Exercise directions: Your task is to output the data exactly as it stands.

---------- Data for the task

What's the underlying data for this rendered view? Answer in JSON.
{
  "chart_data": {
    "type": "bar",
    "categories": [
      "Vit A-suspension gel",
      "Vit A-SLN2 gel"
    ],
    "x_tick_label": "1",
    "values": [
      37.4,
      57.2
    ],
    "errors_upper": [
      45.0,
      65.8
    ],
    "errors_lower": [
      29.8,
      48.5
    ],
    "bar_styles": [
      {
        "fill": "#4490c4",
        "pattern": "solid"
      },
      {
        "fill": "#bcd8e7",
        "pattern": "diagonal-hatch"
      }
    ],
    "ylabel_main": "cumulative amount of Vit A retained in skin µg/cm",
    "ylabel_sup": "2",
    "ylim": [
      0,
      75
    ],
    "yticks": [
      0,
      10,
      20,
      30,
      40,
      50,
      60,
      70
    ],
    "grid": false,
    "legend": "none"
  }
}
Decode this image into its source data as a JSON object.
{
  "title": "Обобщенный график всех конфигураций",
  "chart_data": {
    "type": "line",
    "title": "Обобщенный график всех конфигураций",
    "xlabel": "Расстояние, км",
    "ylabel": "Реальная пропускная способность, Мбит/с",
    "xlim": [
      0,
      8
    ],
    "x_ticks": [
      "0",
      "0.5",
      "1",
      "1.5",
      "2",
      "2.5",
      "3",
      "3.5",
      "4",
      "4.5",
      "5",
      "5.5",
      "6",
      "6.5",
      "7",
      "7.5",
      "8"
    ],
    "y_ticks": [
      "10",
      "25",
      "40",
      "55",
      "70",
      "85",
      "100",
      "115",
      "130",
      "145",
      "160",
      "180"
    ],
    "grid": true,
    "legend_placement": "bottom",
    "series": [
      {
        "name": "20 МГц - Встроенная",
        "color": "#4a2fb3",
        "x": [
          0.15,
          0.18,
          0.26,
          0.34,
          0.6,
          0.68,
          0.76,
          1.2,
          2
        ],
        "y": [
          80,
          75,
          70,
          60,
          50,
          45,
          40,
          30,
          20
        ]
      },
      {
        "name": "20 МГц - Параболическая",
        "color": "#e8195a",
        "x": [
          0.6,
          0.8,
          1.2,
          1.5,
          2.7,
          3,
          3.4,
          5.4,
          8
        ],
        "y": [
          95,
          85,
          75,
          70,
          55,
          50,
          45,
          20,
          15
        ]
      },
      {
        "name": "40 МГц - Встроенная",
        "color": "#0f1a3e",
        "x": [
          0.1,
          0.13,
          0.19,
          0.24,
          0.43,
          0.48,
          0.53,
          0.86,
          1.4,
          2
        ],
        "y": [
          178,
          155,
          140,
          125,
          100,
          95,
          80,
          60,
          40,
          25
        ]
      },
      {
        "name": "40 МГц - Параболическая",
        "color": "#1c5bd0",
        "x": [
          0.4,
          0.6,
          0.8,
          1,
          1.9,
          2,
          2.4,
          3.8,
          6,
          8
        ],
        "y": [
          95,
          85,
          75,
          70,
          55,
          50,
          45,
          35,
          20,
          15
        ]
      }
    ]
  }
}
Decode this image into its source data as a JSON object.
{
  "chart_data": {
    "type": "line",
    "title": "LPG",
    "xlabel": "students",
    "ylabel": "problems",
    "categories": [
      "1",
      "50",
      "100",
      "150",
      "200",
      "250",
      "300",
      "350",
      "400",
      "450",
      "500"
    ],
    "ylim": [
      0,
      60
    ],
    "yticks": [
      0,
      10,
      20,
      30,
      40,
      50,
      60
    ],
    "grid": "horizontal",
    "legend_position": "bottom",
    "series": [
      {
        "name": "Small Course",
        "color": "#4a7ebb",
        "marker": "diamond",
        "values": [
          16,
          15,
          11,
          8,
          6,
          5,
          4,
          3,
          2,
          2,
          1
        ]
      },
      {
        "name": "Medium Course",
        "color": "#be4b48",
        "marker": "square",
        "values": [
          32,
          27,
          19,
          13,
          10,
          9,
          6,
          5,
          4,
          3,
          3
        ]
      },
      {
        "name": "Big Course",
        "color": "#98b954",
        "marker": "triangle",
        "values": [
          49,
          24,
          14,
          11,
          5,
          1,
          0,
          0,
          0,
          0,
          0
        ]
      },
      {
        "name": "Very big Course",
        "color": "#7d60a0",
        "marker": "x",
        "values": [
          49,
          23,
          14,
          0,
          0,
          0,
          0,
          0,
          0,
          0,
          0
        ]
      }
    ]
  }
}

--------------------

Answer in full:
What's the underlying data for this rendered view? Answer in JSON.
{
  "chart_data": {
    "type": "bar",
    "categories": [
      "Vit A-suspension gel",
      "Vit A-SLN2 gel"
    ],
    "x_tick_label": "1",
    "values": [
      37.4,
      57.2
    ],
    "errors_upper": [
      45.0,
      65.8
    ],
    "errors_lower": [
      29.8,
      48.5
    ],
    "bar_styles": [
      {
        "fill": "#4490c4",
        "pattern": "solid"
      },
      {
        "fill": "#bcd8e7",
        "pattern": "diagonal-hatch"
      }
    ],
    "ylabel_main": "cumulative amount of Vit A retained in skin µg/cm",
    "ylabel_sup": "2",
    "ylim": [
      0,
      75
    ],
    "yticks": [
      0,
      10,
      20,
      30,
      40,
      50,
      60,
      70
    ],
    "grid": false,
    "legend": "none"
  }
}
Decode this image into its source data as a JSON object.
{
  "title": "Обобщенный график всех конфигураций",
  "chart_data": {
    "type": "line",
    "title": "Обобщенный график всех конфигураций",
    "xlabel": "Расстояние, км",
    "ylabel": "Реальная пропускная способность, Мбит/с",
    "xlim": [
      0,
      8
    ],
    "x_ticks": [
      "0",
      "0.5",
      "1",
      "1.5",
      "2",
      "2.5",
      "3",
      "3.5",
      "4",
      "4.5",
      "5",
      "5.5",
      "6",
      "6.5",
      "7",
      "7.5",
      "8"
    ],
    "y_ticks": [
      "10",
      "25",
      "40",
      "55",
      "70",
      "85",
      "100",
      "115",
      "130",
      "145",
      "160",
      "180"
    ],
    "grid": true,
    "legend_placement": "bottom",
    "series": [
      {
        "name": "20 МГц - Встроенная",
        "color": "#4a2fb3",
        "x": [
          0.15,
          0.18,
          0.26,
          0.34,
          0.6,
          0.68,
          0.76,
          1.2,
          2
        ],
        "y": [
          80,
          75,
          70,
          60,
          50,
          45,
          40,
          30,
          20
        ]
      },
      {
        "name": "20 МГц - Параболическая",
        "color": "#e8195a",
        "x": [
          0.6,
          0.8,
          1.2,
          1.5,
          2.7,
          3,
          3.4,
          5.4,
          8
        ],
        "y": [
          95,
          85,
          75,
          70,
          55,
          50,
          45,
          20,
          15
        ]
      },
      {
        "name": "40 МГц - Встроенная",
        "color": "#0f1a3e",
        "x": [
          0.1,
          0.13,
          0.19,
          0.24,
          0.43,
          0.48,
          0.53,
          0.86,
          1.4,
          2
        ],
        "y": [
          178,
          155,
          140,
          125,
          100,
          95,
          80,
          60,
          40,
          25
        ]
      },
      {
        "name": "40 МГц - Параболическая",
        "color": "#1c5bd0",
        "x": [
          0.4,
          0.6,
          0.8,
          1,
          1.9,
          2,
          2.4,
          3.8,
          6,
          8
        ],
        "y": [
          95,
          85,
          75,
          70,
          55,
          50,
          45,
          35,
          20,
          15
        ]
      }
    ]
  }
}
Decode this image into its source data as a JSON object.
{
  "chart_data": {
    "type": "line",
    "title": "LPG",
    "xlabel": "students",
    "ylabel": "problems",
    "categories": [
      "1",
      "50",
      "100",
      "150",
      "200",
      "250",
      "300",
      "350",
      "400",
      "450",
      "500"
    ],
    "ylim": [
      0,
      60
    ],
    "yticks": [
      0,
      10,
      20,
      30,
      40,
      50,
      60
    ],
    "grid": "horizontal",
    "legend_position": "bottom",
    "series": [
      {
        "name": "Small Course",
        "color": "#4a7ebb",
        "marker": "diamond",
        "values": [
          16,
          15,
          11,
          8,
          6,
          5,
          4,
          3,
          2,
          2,
          1
        ]
      },
      {
        "name": "Medium Course",
        "color": "#be4b48",
        "marker": "square",
        "values": [
          32,
          27,
          19,
          13,
          10,
          9,
          6,
          5,
          4,
          3,
          3
        ]
      },
      {
        "name": "Big Course",
        "color": "#98b954",
        "marker": "triangle",
        "values": [
          49,
          24,
          14,
          11,
          5,
          1,
          0,
          0,
          0,
          0,
          0
        ]
      },
      {
        "name": "Very big Course",
        "color": "#7d60a0",
        "marker": "x",
        "values": [
          49,
          23,
          14,
          0,
          0,
          0,
          0,
          0,
          0,
          0,
          0
        ]
      }
    ]
  }
}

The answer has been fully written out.